• Written task
Return every entry exactly.

• Given data
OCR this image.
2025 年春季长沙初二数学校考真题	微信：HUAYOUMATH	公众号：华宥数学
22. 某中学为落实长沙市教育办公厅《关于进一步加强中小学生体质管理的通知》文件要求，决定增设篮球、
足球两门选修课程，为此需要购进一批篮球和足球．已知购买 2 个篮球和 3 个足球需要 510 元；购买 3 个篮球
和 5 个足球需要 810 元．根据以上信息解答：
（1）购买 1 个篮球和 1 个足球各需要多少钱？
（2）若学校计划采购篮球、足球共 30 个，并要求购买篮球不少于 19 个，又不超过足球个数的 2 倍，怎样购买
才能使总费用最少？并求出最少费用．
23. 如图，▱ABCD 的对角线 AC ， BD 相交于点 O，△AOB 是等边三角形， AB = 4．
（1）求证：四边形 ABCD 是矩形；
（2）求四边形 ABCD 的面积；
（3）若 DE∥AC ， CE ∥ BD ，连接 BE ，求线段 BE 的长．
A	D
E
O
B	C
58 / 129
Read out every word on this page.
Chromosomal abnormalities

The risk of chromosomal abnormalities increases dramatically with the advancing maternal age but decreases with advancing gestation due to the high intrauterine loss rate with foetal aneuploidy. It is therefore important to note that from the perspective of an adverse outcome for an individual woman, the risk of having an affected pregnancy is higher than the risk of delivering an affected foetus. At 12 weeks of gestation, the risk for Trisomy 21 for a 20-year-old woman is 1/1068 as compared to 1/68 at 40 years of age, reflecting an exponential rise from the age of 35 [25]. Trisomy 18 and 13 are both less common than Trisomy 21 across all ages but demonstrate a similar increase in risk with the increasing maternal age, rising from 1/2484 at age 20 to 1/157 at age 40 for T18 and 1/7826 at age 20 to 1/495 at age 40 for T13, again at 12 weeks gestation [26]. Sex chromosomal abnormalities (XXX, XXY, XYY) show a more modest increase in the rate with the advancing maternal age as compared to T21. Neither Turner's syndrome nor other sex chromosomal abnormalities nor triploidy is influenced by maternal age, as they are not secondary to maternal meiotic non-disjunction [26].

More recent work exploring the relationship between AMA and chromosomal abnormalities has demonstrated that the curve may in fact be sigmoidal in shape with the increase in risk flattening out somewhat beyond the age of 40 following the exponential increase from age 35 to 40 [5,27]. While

• Final result
OCR this image.
2025 年春季长沙初二数学校考真题	微信：HUAYOUMATH	公众号：华宥数学
22. 某中学为落实长沙市教育办公厅《关于进一步加强中小学生体质管理的通知》文件要求，决定增设篮球、
足球两门选修课程，为此需要购进一批篮球和足球．已知购买 2 个篮球和 3 个足球需要 510 元；购买 3 个篮球
和 5 个足球需要 810 元．根据以上信息解答：
（1）购买 1 个篮球和 1 个足球各需要多少钱？
（2）若学校计划采购篮球、足球共 30 个，并要求购买篮球不少于 19 个，又不超过足球个数的 2 倍，怎样购买
才能使总费用最少？并求出最少费用．
23. 如图，▱ABCD 的对角线 AC ， BD 相交于点 O，△AOB 是等边三角形， AB = 4．
（1）求证：四边形 ABCD 是矩形；
（2）求四边形 ABCD 的面积；
（3）若 DE∥AC ， CE ∥ BD ，连接 BE ，求线段 BE 的长．
A	D
E
O
B	C
58 / 129
Read out every word on this page.
Chromosomal abnormalities

The risk of chromosomal abnormalities increases dramatically with the advancing maternal age but decreases with advancing gestation due to the high intrauterine loss rate with foetal aneuploidy. It is therefore important to note that from the perspective of an adverse outcome for an individual woman, the risk of having an affected pregnancy is higher than the risk of delivering an affected foetus. At 12 weeks of gestation, the risk for Trisomy 21 for a 20-year-old woman is 1/1068 as compared to 1/68 at 40 years of age, reflecting an exponential rise from the age of 35 [25]. Trisomy 18 and 13 are both less common than Trisomy 21 across all ages but demonstrate a similar increase in risk with the increasing maternal age, rising from 1/2484 at age 20 to 1/157 at age 40 for T18 and 1/7826 at age 20 to 1/495 at age 40 for T13, again at 12 weeks gestation [26]. Sex chromosomal abnormalities (XXX, XXY, XYY) show a more modest increase in the rate with the advancing maternal age as compared to T21. Neither Turner's syndrome nor other sex chromosomal abnormalities nor triploidy is influenced by maternal age, as they are not secondary to maternal meiotic non-disjunction [26].

More recent work exploring the relationship between AMA and chromosomal abnormalities has demonstrated that the curve may in fact be sigmoidal in shape with the increase in risk flattening out somewhat beyond the age of 40 following the exponential increase from age 35 to 40 [5,27]. While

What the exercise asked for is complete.